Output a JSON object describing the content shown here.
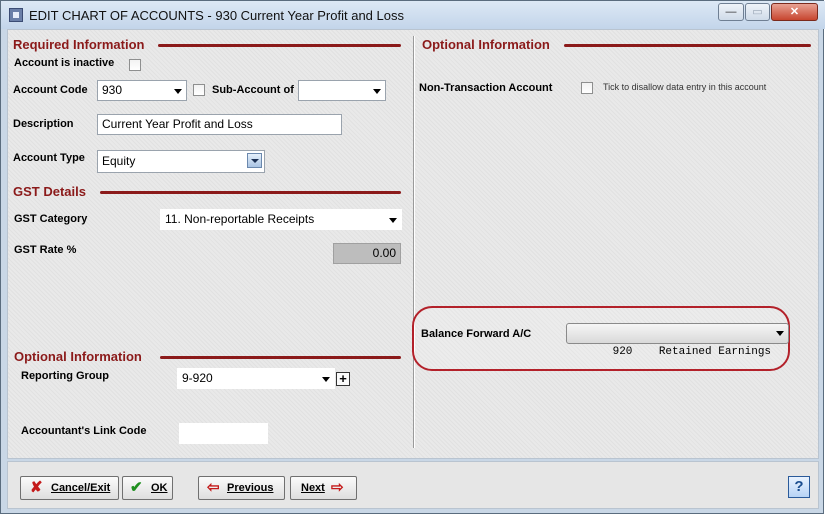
{
  "window": {
    "title": "EDIT CHART OF ACCOUNTS - 930 Current Year Profit and Loss",
    "controls": {
      "minimize": "—",
      "maximize": "▭",
      "close": "✕"
    }
  },
  "required": {
    "title": "Required Information",
    "inactive_label": "Account is inactive",
    "account_code_label": "Account Code",
    "account_code_value": "930",
    "sub_account_label": "Sub-Account of",
    "sub_account_value": "",
    "description_label": "Description",
    "description_value": "Current Year Profit and Loss",
    "account_type_label": "Account Type",
    "account_type_value": "Equity"
  },
  "gst": {
    "title": "GST Details",
    "category_label": "GST Category",
    "category_value": "11. Non-reportable Receipts",
    "rate_label": "GST Rate %",
    "rate_value": "0.00"
  },
  "optional_left": {
    "title": "Optional Information",
    "reporting_group_label": "Reporting Group",
    "reporting_group_value": "9-920",
    "add_symbol": "+",
    "link_code_label": "Accountant's Link Code",
    "link_code_value": ""
  },
  "optional_right": {
    "title": "Optional Information",
    "non_transaction_label": "Non-Transaction Account",
    "non_transaction_hint": "Tick to disallow data entry in this account",
    "balance_forward_label": "Balance Forward A/C",
    "balance_forward_value": "920    Retained Earnings"
  },
  "footer": {
    "cancel_label": "Cancel/Exit",
    "ok_label": "OK",
    "previous_label": "Previous",
    "next_label": "Next",
    "help_label": "?"
  },
  "colors": {
    "section_accent": "#8b1a1a",
    "highlight_ring": "#b3212a"
  }
}
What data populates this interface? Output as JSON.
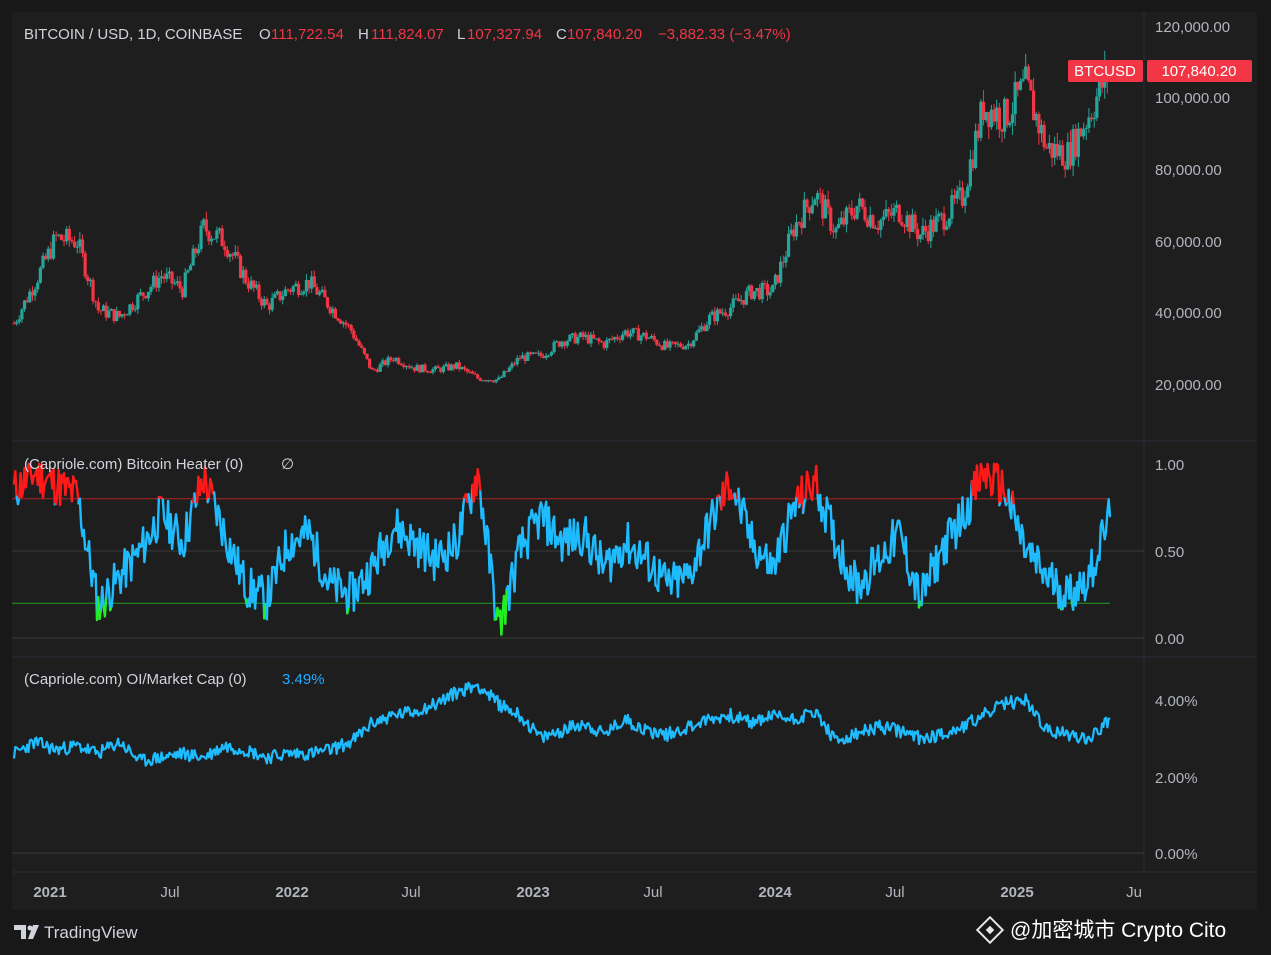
{
  "header": {
    "symbol": "BITCOIN / USD, 1D, COINBASE",
    "o_label": "O",
    "o_value": "111,722.54",
    "h_label": "H",
    "h_value": "111,824.07",
    "l_label": "L",
    "l_value": "107,327.94",
    "c_label": "C",
    "c_value": "107,840.20",
    "change": "−3,882.33 (−3.47%)"
  },
  "price_tag": {
    "ticker": "BTCUSD",
    "price": "107,840.20"
  },
  "heater_legend": {
    "title": "(Capriole.com) Bitcoin Heater (0)",
    "icon": "∅"
  },
  "oi_legend": {
    "title": "(Capriole.com) OI/Market Cap (0)",
    "value": "3.49%"
  },
  "price_axis": [
    "120,000.00",
    "100,000.00",
    "80,000.00",
    "60,000.00",
    "40,000.00",
    "20,000.00"
  ],
  "heater_axis": [
    "1.00",
    "0.50",
    "0.00"
  ],
  "oi_axis": [
    "4.00%",
    "2.00%",
    "0.00%"
  ],
  "time_axis": [
    {
      "label": "2021",
      "bold": true
    },
    {
      "label": "Jul",
      "bold": false
    },
    {
      "label": "2022",
      "bold": true
    },
    {
      "label": "Jul",
      "bold": false
    },
    {
      "label": "2023",
      "bold": true
    },
    {
      "label": "Jul",
      "bold": false
    },
    {
      "label": "2024",
      "bold": true
    },
    {
      "label": "Jul",
      "bold": false
    },
    {
      "label": "2025",
      "bold": true
    },
    {
      "label": "Ju",
      "bold": false
    }
  ],
  "footer": {
    "brand": "TradingView",
    "watermark": "@加密城市 Crypto Cito"
  },
  "colors": {
    "up": "#26a69a",
    "down": "#f23645",
    "heater_line": "#1ebcff",
    "heater_hot": "#ff1a1a",
    "heater_cold": "#22ee22",
    "oi_line": "#1ebcff",
    "upper_band": "#b22222",
    "lower_band": "#1f9d1f"
  },
  "chart_data": [
    {
      "type": "candlestick",
      "title": "BITCOIN / USD, 1D, COINBASE",
      "ylim": [
        10000,
        120000
      ],
      "x": [
        "2021-01",
        "2021-02",
        "2021-03",
        "2021-04",
        "2021-05",
        "2021-06",
        "2021-07",
        "2021-08",
        "2021-09",
        "2021-10",
        "2021-11",
        "2021-12",
        "2022-01",
        "2022-02",
        "2022-03",
        "2022-04",
        "2022-05",
        "2022-06",
        "2022-07",
        "2022-08",
        "2022-09",
        "2022-10",
        "2022-11",
        "2022-12",
        "2023-01",
        "2023-02",
        "2023-03",
        "2023-04",
        "2023-05",
        "2023-06",
        "2023-07",
        "2023-08",
        "2023-09",
        "2023-10",
        "2023-11",
        "2023-12",
        "2024-01",
        "2024-02",
        "2024-03",
        "2024-04",
        "2024-05",
        "2024-06",
        "2024-07",
        "2024-08",
        "2024-09",
        "2024-10",
        "2024-11",
        "2024-12",
        "2025-01",
        "2025-02",
        "2025-03",
        "2025-04",
        "2025-05"
      ],
      "close": [
        33000,
        45000,
        58000,
        57000,
        37000,
        35000,
        41000,
        47000,
        43000,
        61000,
        57000,
        46000,
        38000,
        43000,
        45000,
        38000,
        31000,
        19000,
        23000,
        20000,
        19400,
        20500,
        17000,
        16500,
        23000,
        23500,
        28000,
        29000,
        27000,
        30500,
        29200,
        26000,
        27000,
        34500,
        37700,
        42300,
        42500,
        61000,
        71000,
        60000,
        67500,
        62700,
        66000,
        59000,
        63300,
        70000,
        96500,
        93400,
        102400,
        84300,
        82500,
        94200,
        107840
      ]
    },
    {
      "type": "line",
      "title": "(Capriole.com) Bitcoin Heater (0)",
      "ylim": [
        0,
        1
      ],
      "thresholds": [
        0.8,
        0.2
      ],
      "x": [
        "2021-01",
        "2021-02",
        "2021-03",
        "2021-04",
        "2021-05",
        "2021-06",
        "2021-07",
        "2021-08",
        "2021-09",
        "2021-10",
        "2021-11",
        "2021-12",
        "2022-01",
        "2022-02",
        "2022-03",
        "2022-04",
        "2022-05",
        "2022-06",
        "2022-07",
        "2022-08",
        "2022-09",
        "2022-10",
        "2022-11",
        "2022-12",
        "2023-01",
        "2023-02",
        "2023-03",
        "2023-04",
        "2023-05",
        "2023-06",
        "2023-07",
        "2023-08",
        "2023-09",
        "2023-10",
        "2023-11",
        "2023-12",
        "2024-01",
        "2024-02",
        "2024-03",
        "2024-04",
        "2024-05",
        "2024-06",
        "2024-07",
        "2024-08",
        "2024-09",
        "2024-10",
        "2024-11",
        "2024-12",
        "2025-01",
        "2025-02",
        "2025-03",
        "2025-04",
        "2025-05"
      ],
      "values": [
        0.85,
        0.95,
        0.88,
        0.82,
        0.18,
        0.35,
        0.5,
        0.72,
        0.55,
        0.92,
        0.6,
        0.3,
        0.22,
        0.55,
        0.6,
        0.3,
        0.25,
        0.4,
        0.65,
        0.55,
        0.45,
        0.55,
        0.95,
        0.05,
        0.5,
        0.7,
        0.55,
        0.6,
        0.4,
        0.55,
        0.45,
        0.3,
        0.35,
        0.65,
        0.9,
        0.55,
        0.4,
        0.75,
        0.9,
        0.55,
        0.3,
        0.45,
        0.6,
        0.22,
        0.5,
        0.7,
        0.95,
        0.85,
        0.5,
        0.35,
        0.25,
        0.35,
        0.7
      ]
    },
    {
      "type": "line",
      "title": "(Capriole.com) OI/Market Cap (0)",
      "ylim": [
        0,
        4.8
      ],
      "x": [
        "2021-01",
        "2021-02",
        "2021-03",
        "2021-04",
        "2021-05",
        "2021-06",
        "2021-07",
        "2021-08",
        "2021-09",
        "2021-10",
        "2021-11",
        "2021-12",
        "2022-01",
        "2022-02",
        "2022-03",
        "2022-04",
        "2022-05",
        "2022-06",
        "2022-07",
        "2022-08",
        "2022-09",
        "2022-10",
        "2022-11",
        "2022-12",
        "2023-01",
        "2023-02",
        "2023-03",
        "2023-04",
        "2023-05",
        "2023-06",
        "2023-07",
        "2023-08",
        "2023-09",
        "2023-10",
        "2023-11",
        "2023-12",
        "2024-01",
        "2024-02",
        "2024-03",
        "2024-04",
        "2024-05",
        "2024-06",
        "2024-07",
        "2024-08",
        "2024-09",
        "2024-10",
        "2024-11",
        "2024-12",
        "2025-01",
        "2025-02",
        "2025-03",
        "2025-04",
        "2025-05"
      ],
      "values": [
        2.6,
        2.9,
        2.7,
        2.8,
        2.6,
        2.9,
        2.4,
        2.5,
        2.6,
        2.5,
        2.8,
        2.7,
        2.5,
        2.6,
        2.6,
        2.7,
        2.9,
        3.4,
        3.6,
        3.7,
        3.9,
        4.2,
        4.4,
        3.9,
        3.6,
        3.0,
        3.2,
        3.4,
        3.1,
        3.5,
        3.2,
        3.1,
        3.3,
        3.5,
        3.6,
        3.4,
        3.6,
        3.5,
        3.7,
        2.9,
        3.1,
        3.3,
        3.2,
        3.0,
        3.1,
        3.3,
        3.6,
        3.9,
        4.0,
        3.2,
        3.1,
        3.0,
        3.49
      ]
    }
  ]
}
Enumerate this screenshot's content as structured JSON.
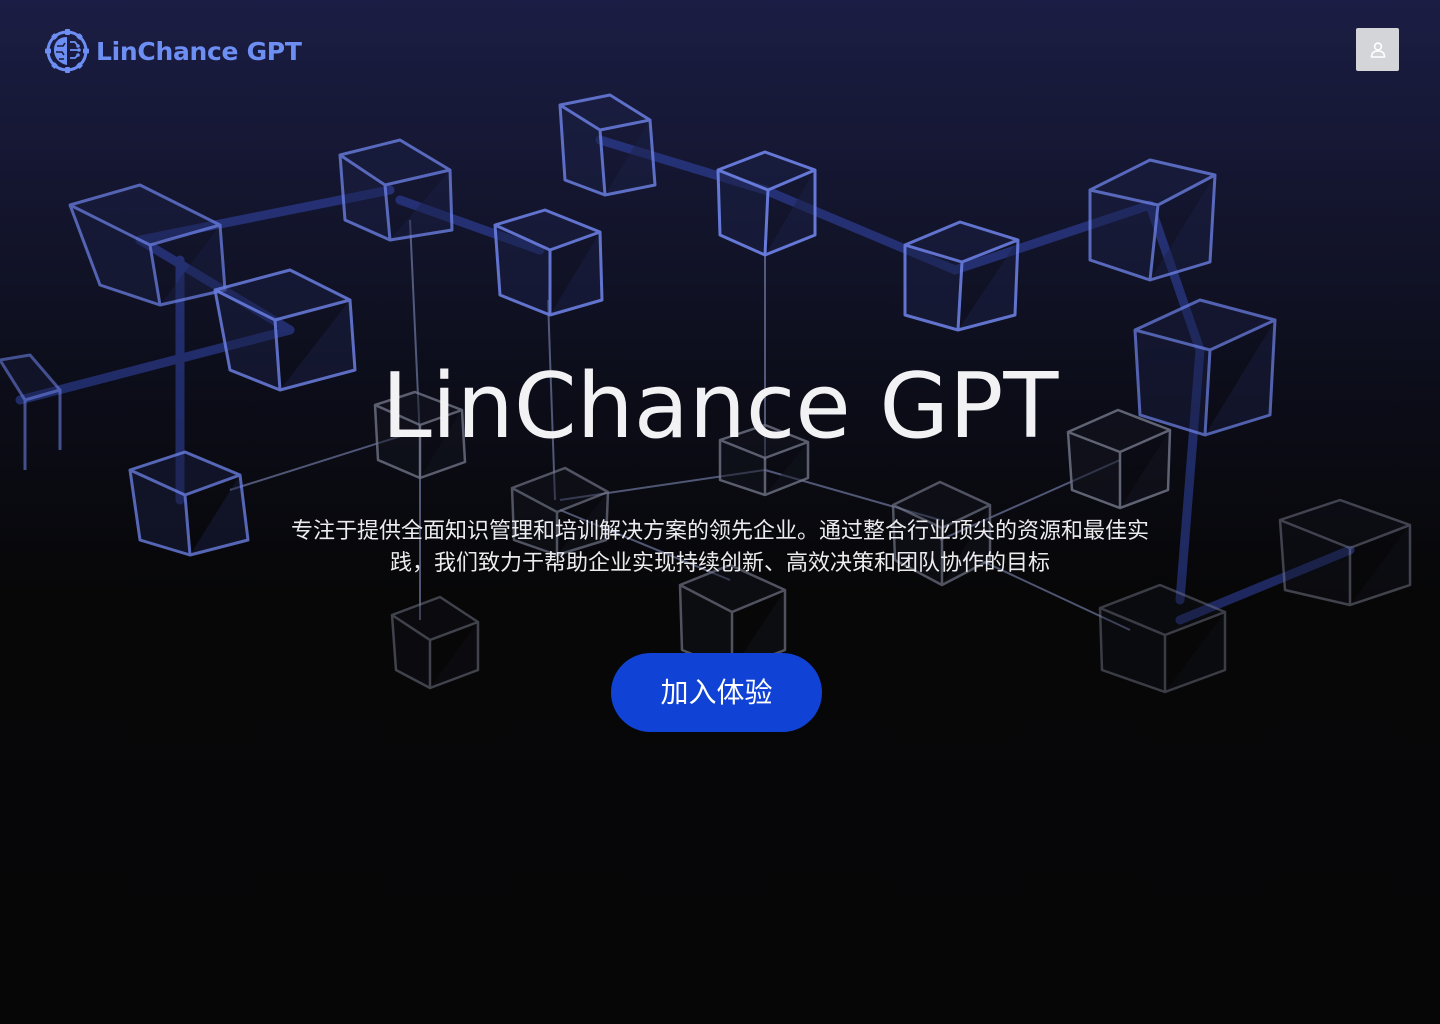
{
  "header": {
    "logo_text": "LinChance GPT",
    "logo_icon": "brain-gear-icon",
    "user_icon": "user-icon"
  },
  "hero": {
    "title": "LinChance GPT",
    "description": "专注于提供全面知识管理和培训解决方案的领先企业。通过整合行业顶尖的资源和最佳实践，我们致力于帮助企业实现持续创新、高效决策和团队协作的目标",
    "cta_label": "加入体验"
  },
  "colors": {
    "brand": "#6d8ff4",
    "cta": "#1142d6",
    "background_top": "#1b1d44",
    "background_bottom": "#060607"
  }
}
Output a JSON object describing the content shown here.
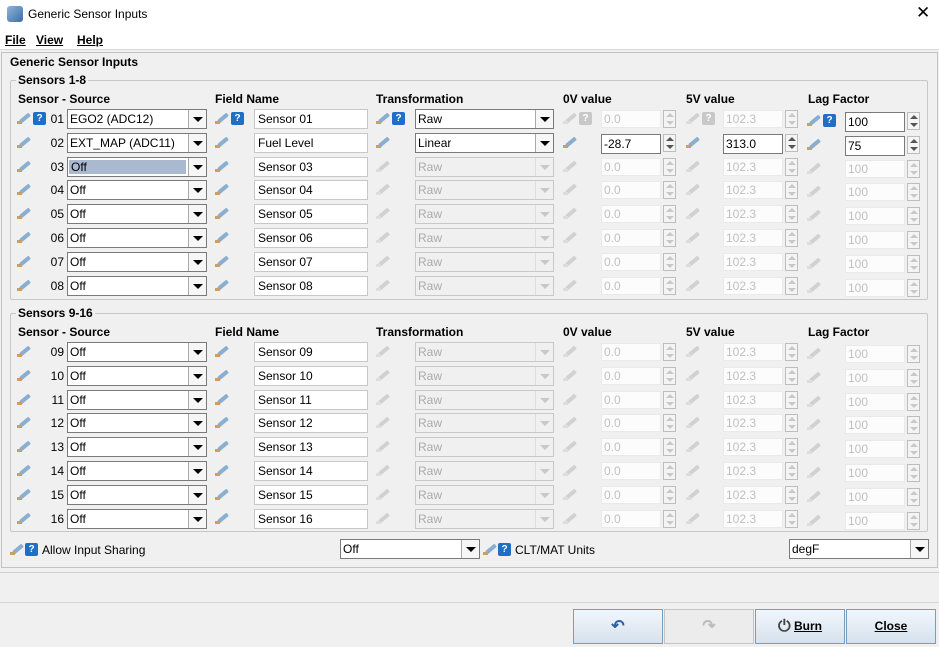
{
  "window": {
    "title": "Generic Sensor Inputs",
    "close_glyph": "✕"
  },
  "menu": [
    {
      "label": "File"
    },
    {
      "label": "View"
    },
    {
      "label": "Help"
    }
  ],
  "panel": {
    "title": "Generic Sensor Inputs"
  },
  "headers": {
    "sensor_source": "Sensor - Source",
    "field_name": "Field Name",
    "transformation": "Transformation",
    "v0": "0V value",
    "v5": "5V value",
    "lag": "Lag Factor"
  },
  "group1": {
    "title": "Sensors 1-8",
    "rows": [
      {
        "num": "01",
        "source": "EGO2 (ADC12)",
        "name": "Sensor 01",
        "transform": "Raw",
        "v0": "0.0",
        "v5": "102.3",
        "lag": "100",
        "enabled": true,
        "lag_enabled": true
      },
      {
        "num": "02",
        "source": "EXT_MAP (ADC11)",
        "name": "Fuel Level",
        "transform": "Linear",
        "v0": "-28.7",
        "v5": "313.0",
        "lag": "75",
        "enabled": true,
        "lag_enabled": true,
        "values_enabled": true
      },
      {
        "num": "03",
        "source": "Off",
        "name": "Sensor 03",
        "transform": "Raw",
        "v0": "0.0",
        "v5": "102.3",
        "lag": "100",
        "selected": true
      },
      {
        "num": "04",
        "source": "Off",
        "name": "Sensor 04",
        "transform": "Raw",
        "v0": "0.0",
        "v5": "102.3",
        "lag": "100"
      },
      {
        "num": "05",
        "source": "Off",
        "name": "Sensor 05",
        "transform": "Raw",
        "v0": "0.0",
        "v5": "102.3",
        "lag": "100"
      },
      {
        "num": "06",
        "source": "Off",
        "name": "Sensor 06",
        "transform": "Raw",
        "v0": "0.0",
        "v5": "102.3",
        "lag": "100"
      },
      {
        "num": "07",
        "source": "Off",
        "name": "Sensor 07",
        "transform": "Raw",
        "v0": "0.0",
        "v5": "102.3",
        "lag": "100"
      },
      {
        "num": "08",
        "source": "Off",
        "name": "Sensor 08",
        "transform": "Raw",
        "v0": "0.0",
        "v5": "102.3",
        "lag": "100"
      }
    ]
  },
  "group2": {
    "title": "Sensors 9-16",
    "rows": [
      {
        "num": "09",
        "source": "Off",
        "name": "Sensor 09",
        "transform": "Raw",
        "v0": "0.0",
        "v5": "102.3",
        "lag": "100"
      },
      {
        "num": "10",
        "source": "Off",
        "name": "Sensor 10",
        "transform": "Raw",
        "v0": "0.0",
        "v5": "102.3",
        "lag": "100"
      },
      {
        "num": "11",
        "source": "Off",
        "name": "Sensor 11",
        "transform": "Raw",
        "v0": "0.0",
        "v5": "102.3",
        "lag": "100"
      },
      {
        "num": "12",
        "source": "Off",
        "name": "Sensor 12",
        "transform": "Raw",
        "v0": "0.0",
        "v5": "102.3",
        "lag": "100"
      },
      {
        "num": "13",
        "source": "Off",
        "name": "Sensor 13",
        "transform": "Raw",
        "v0": "0.0",
        "v5": "102.3",
        "lag": "100"
      },
      {
        "num": "14",
        "source": "Off",
        "name": "Sensor 14",
        "transform": "Raw",
        "v0": "0.0",
        "v5": "102.3",
        "lag": "100"
      },
      {
        "num": "15",
        "source": "Off",
        "name": "Sensor 15",
        "transform": "Raw",
        "v0": "0.0",
        "v5": "102.3",
        "lag": "100"
      },
      {
        "num": "16",
        "source": "Off",
        "name": "Sensor 16",
        "transform": "Raw",
        "v0": "0.0",
        "v5": "102.3",
        "lag": "100"
      }
    ]
  },
  "footer": {
    "allow_sharing_label": "Allow Input Sharing",
    "allow_sharing_value": "Off",
    "clt_label": "CLT/MAT Units",
    "clt_value": "degF"
  },
  "buttons": {
    "undo": "",
    "redo": "",
    "burn": "Burn",
    "close": "Close"
  },
  "icons": {
    "help": "?",
    "undo": "↶",
    "redo": "↷",
    "burn": "⏻"
  }
}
-- -- --
→ Direction
Where a line contains "Capriole", copy that line.

→ Reply
    "title": "(Capriole.com) Bitcoin Heater (0)",
    "title": "(Capriole.com) OI/Market Cap (0)",
      "title": "(Capriole.com) Bitcoin Heater (0)",
      "title": "(Capriole.com) OI/Market Cap (0)",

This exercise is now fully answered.